Retype the material word for word.
>> Begin Task data
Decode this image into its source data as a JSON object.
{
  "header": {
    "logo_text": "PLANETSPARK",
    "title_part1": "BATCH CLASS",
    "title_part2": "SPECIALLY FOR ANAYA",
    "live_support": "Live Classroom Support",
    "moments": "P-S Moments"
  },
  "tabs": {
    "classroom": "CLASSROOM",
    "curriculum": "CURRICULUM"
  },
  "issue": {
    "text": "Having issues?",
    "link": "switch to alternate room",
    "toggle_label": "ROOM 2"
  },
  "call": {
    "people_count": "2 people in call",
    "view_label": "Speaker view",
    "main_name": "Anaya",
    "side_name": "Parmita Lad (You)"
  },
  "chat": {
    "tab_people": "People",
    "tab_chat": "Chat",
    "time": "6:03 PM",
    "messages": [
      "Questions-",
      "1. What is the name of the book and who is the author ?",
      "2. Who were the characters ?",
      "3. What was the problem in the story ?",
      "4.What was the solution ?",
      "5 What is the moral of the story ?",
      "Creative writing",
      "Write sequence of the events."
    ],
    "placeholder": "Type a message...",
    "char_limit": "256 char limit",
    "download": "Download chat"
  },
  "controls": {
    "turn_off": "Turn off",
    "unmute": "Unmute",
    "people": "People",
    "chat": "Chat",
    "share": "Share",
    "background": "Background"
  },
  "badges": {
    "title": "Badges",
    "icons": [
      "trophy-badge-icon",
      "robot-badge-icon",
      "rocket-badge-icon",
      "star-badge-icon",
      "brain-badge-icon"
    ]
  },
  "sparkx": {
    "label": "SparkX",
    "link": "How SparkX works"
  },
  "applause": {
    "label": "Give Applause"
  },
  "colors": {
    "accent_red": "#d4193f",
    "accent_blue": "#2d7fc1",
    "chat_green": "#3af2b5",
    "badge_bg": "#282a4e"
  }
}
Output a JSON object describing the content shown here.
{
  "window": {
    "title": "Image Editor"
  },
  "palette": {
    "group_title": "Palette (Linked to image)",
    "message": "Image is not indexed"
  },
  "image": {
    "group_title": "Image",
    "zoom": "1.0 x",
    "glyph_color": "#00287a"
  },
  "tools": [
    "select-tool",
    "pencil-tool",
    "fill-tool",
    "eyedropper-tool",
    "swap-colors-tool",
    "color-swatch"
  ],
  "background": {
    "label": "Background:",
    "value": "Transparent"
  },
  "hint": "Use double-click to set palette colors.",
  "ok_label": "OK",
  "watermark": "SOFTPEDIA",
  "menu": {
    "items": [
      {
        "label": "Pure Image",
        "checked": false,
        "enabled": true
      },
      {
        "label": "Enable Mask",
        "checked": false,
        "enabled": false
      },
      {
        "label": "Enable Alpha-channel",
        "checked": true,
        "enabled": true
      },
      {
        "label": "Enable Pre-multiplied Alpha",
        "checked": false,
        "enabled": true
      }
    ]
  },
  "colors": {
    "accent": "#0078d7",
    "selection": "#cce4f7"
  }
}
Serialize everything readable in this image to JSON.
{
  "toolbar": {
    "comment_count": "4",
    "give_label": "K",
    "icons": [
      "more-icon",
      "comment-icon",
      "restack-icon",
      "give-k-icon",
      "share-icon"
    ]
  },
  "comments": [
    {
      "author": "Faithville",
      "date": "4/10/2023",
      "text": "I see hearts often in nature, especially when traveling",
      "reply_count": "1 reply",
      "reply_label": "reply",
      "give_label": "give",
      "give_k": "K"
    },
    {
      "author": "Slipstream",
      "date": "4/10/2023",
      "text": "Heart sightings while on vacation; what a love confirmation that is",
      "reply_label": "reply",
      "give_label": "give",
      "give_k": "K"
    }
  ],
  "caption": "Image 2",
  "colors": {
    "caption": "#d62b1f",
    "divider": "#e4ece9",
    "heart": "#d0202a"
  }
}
>> End Task data
### [Complete output]
Decode this image into its source data as a JSON object.
{
  "header": {
    "logo_text": "PLANETSPARK",
    "title_part1": "BATCH CLASS",
    "title_part2": "SPECIALLY FOR ANAYA",
    "live_support": "Live Classroom Support",
    "moments": "P-S Moments"
  },
  "tabs": {
    "classroom": "CLASSROOM",
    "curriculum": "CURRICULUM"
  },
  "issue": {
    "text": "Having issues?",
    "link": "switch to alternate room",
    "toggle_label": "ROOM 2"
  },
  "call": {
    "people_count": "2 people in call",
    "view_label": "Speaker view",
    "main_name": "Anaya",
    "side_name": "Parmita Lad (You)"
  },
  "chat": {
    "tab_people": "People",
    "tab_chat": "Chat",
    "time": "6:03 PM",
    "messages": [
      "Questions-",
      "1. What is the name of the book and who is the author ?",
      "2. Who were the characters ?",
      "3. What was the problem in the story ?",
      "4.What was the solution ?",
      "5 What is the moral of the story ?",
      "Creative writing",
      "Write sequence of the events."
    ],
    "placeholder": "Type a message...",
    "char_limit": "256 char limit",
    "download": "Download chat"
  },
  "controls": {
    "turn_off": "Turn off",
    "unmute": "Unmute",
    "people": "People",
    "chat": "Chat",
    "share": "Share",
    "background": "Background"
  },
  "badges": {
    "title": "Badges",
    "icons": [
      "trophy-badge-icon",
      "robot-badge-icon",
      "rocket-badge-icon",
      "star-badge-icon",
      "brain-badge-icon"
    ]
  },
  "sparkx": {
    "label": "SparkX",
    "link": "How SparkX works"
  },
  "applause": {
    "label": "Give Applause"
  },
  "colors": {
    "accent_red": "#d4193f",
    "accent_blue": "#2d7fc1",
    "chat_green": "#3af2b5",
    "badge_bg": "#282a4e"
  }
}
Output a JSON object describing the content shown here.
{
  "window": {
    "title": "Image Editor"
  },
  "palette": {
    "group_title": "Palette (Linked to image)",
    "message": "Image is not indexed"
  },
  "image": {
    "group_title": "Image",
    "zoom": "1.0 x",
    "glyph_color": "#00287a"
  },
  "tools": [
    "select-tool",
    "pencil-tool",
    "fill-tool",
    "eyedropper-tool",
    "swap-colors-tool",
    "color-swatch"
  ],
  "background": {
    "label": "Background:",
    "value": "Transparent"
  },
  "hint": "Use double-click to set palette colors.",
  "ok_label": "OK",
  "watermark": "SOFTPEDIA",
  "menu": {
    "items": [
      {
        "label": "Pure Image",
        "checked": false,
        "enabled": true
      },
      {
        "label": "Enable Mask",
        "checked": false,
        "enabled": false
      },
      {
        "label": "Enable Alpha-channel",
        "checked": true,
        "enabled": true
      },
      {
        "label": "Enable Pre-multiplied Alpha",
        "checked": false,
        "enabled": true
      }
    ]
  },
  "colors": {
    "accent": "#0078d7",
    "selection": "#cce4f7"
  }
}
Serialize everything readable in this image to JSON.
{
  "toolbar": {
    "comment_count": "4",
    "give_label": "K",
    "icons": [
      "more-icon",
      "comment-icon",
      "restack-icon",
      "give-k-icon",
      "share-icon"
    ]
  },
  "comments": [
    {
      "author": "Faithville",
      "date": "4/10/2023",
      "text": "I see hearts often in nature, especially when traveling",
      "reply_count": "1 reply",
      "reply_label": "reply",
      "give_label": "give",
      "give_k": "K"
    },
    {
      "author": "Slipstream",
      "date": "4/10/2023",
      "text": "Heart sightings while on vacation; what a love confirmation that is",
      "reply_label": "reply",
      "give_label": "give",
      "give_k": "K"
    }
  ],
  "caption": "Image 2",
  "colors": {
    "caption": "#d62b1f",
    "divider": "#e4ece9",
    "heart": "#d0202a"
  }
}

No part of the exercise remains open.